Problem requirements: Please give the count of lines holding the string "Antonio" and nothing besides.
** begin Data lines **
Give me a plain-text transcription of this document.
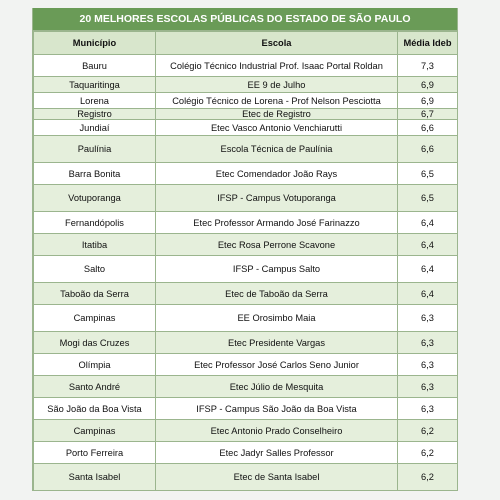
20 MELHORES ESCOLAS PÚBLICAS DO ESTADO DE SÃO PAULO
Município	Escola	Média Ideb
Bauru	Colégio Técnico Industrial Prof. Isaac Portal Roldan	7,3
Taquaritinga	EE 9 de Julho	6,9
Lorena	Colégio Técnico de Lorena - Prof Nelson Pesciotta	6,9
Registro	Etec de Registro	6,7
Jundiaí	Etec Vasco Antonio Venchiarutti	6,6
Paulínia	Escola Técnica de Paulínia	6,6
Barra Bonita	Etec Comendador João Rays	6,5
Votuporanga	IFSP - Campus Votuporanga	6,5
Fernandópolis	Etec Professor Armando José Farinazzo	6,4
Itatiba	Etec Rosa Perrone Scavone	6,4
Salto	IFSP - Campus Salto	6,4
Taboão da Serra	Etec de Taboão da Serra	6,4
Campinas	EE Orosimbo Maia	6,3
Mogi das Cruzes	Etec Presidente Vargas	6,3
Olímpia	Etec Professor José Carlos Seno Junior	6,3
Santo André	Etec Júlio de Mesquita	6,3
São João da Boa Vista	IFSP - Campus São João da Boa Vista	6,3
Campinas	Etec Antonio Prado Conselheiro	6,2
Porto Ferreira	Etec Jadyr Salles Professor	6,2
Santa Isabel	Etec de Santa Isabel	6,2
** end Data lines **
Task response: 2